**DATASET:**
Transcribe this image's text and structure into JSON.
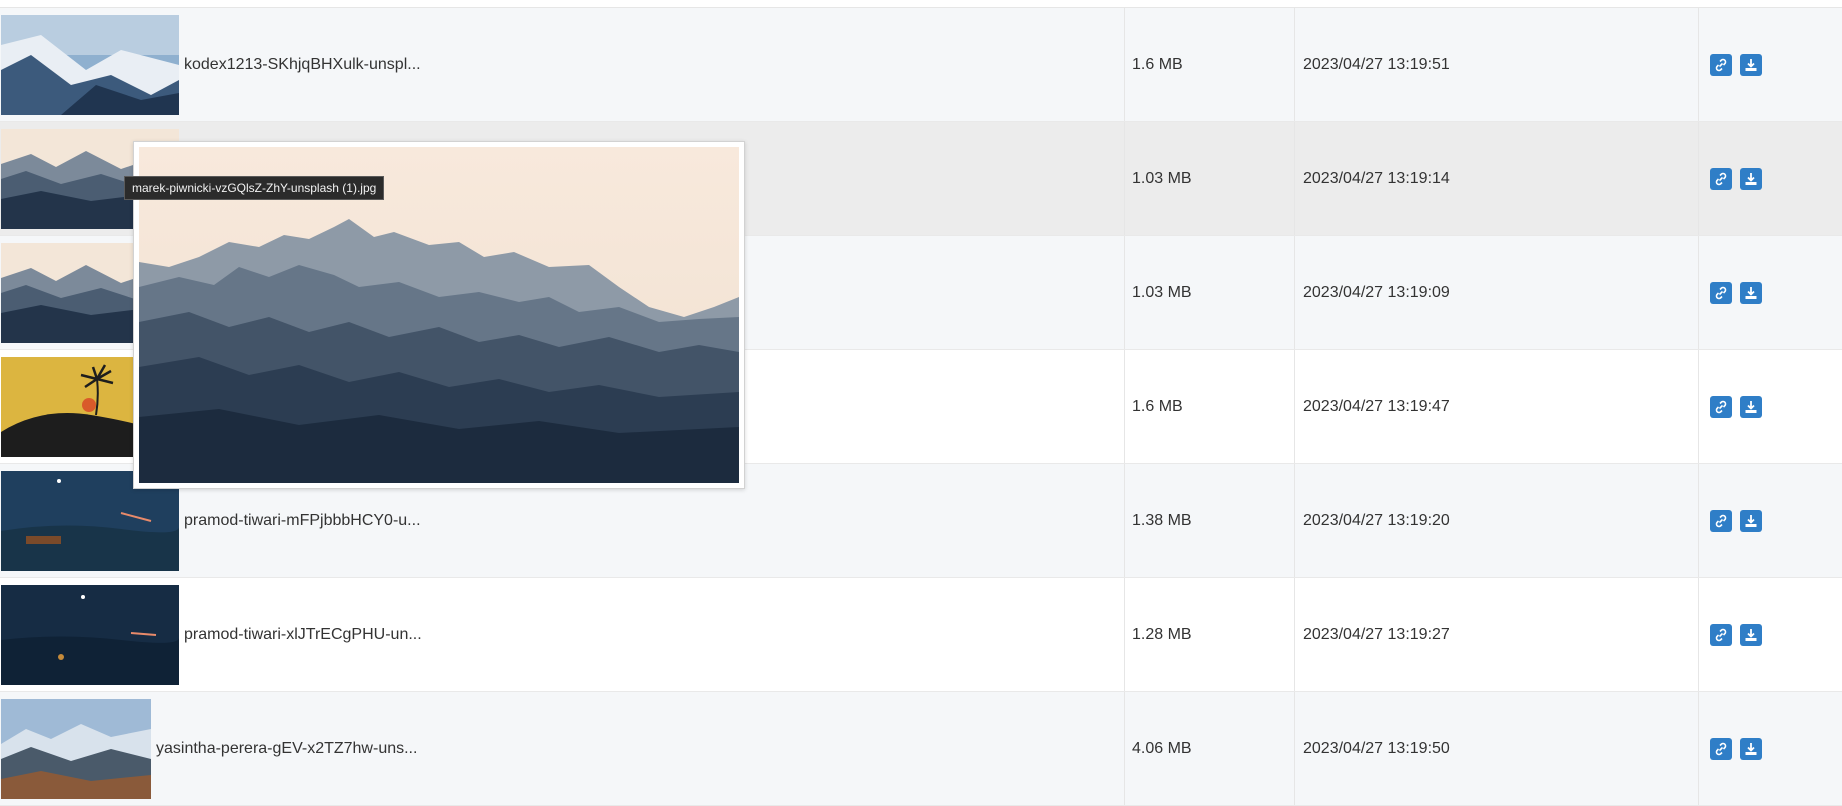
{
  "files": [
    {
      "name": "kodex1213-SKhjqBHXulk-unspl...",
      "size": "1.6 MB",
      "date": "2023/04/27 13:19:51"
    },
    {
      "name": "",
      "size": "1.03 MB",
      "date": "2023/04/27 13:19:14"
    },
    {
      "name": "",
      "size": "1.03 MB",
      "date": "2023/04/27 13:19:09"
    },
    {
      "name": "",
      "size": "1.6 MB",
      "date": "2023/04/27 13:19:47"
    },
    {
      "name": "pramod-tiwari-mFPjbbbHCY0-u...",
      "size": "1.38 MB",
      "date": "2023/04/27 13:19:20"
    },
    {
      "name": "pramod-tiwari-xlJTrECgPHU-un...",
      "size": "1.28 MB",
      "date": "2023/04/27 13:19:27"
    },
    {
      "name": "yasintha-perera-gEV-x2TZ7hw-uns...",
      "size": "4.06 MB",
      "date": "2023/04/27 13:19:50"
    }
  ],
  "preview": {
    "tooltip": "marek-piwnicki-vzGQlsZ-ZhY-unsplash (1).jpg"
  },
  "icons": {
    "link": "link-icon",
    "download": "download-icon"
  },
  "colors": {
    "accent": "#2f7ec7",
    "row_alt": "#f5f7f9",
    "row_hover": "#ececec",
    "tooltip_bg": "#2b2b2b"
  }
}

**TO DO:** Give only the number of lines in the data that hold the string "size".

**EXERCISE ANSWER:** 7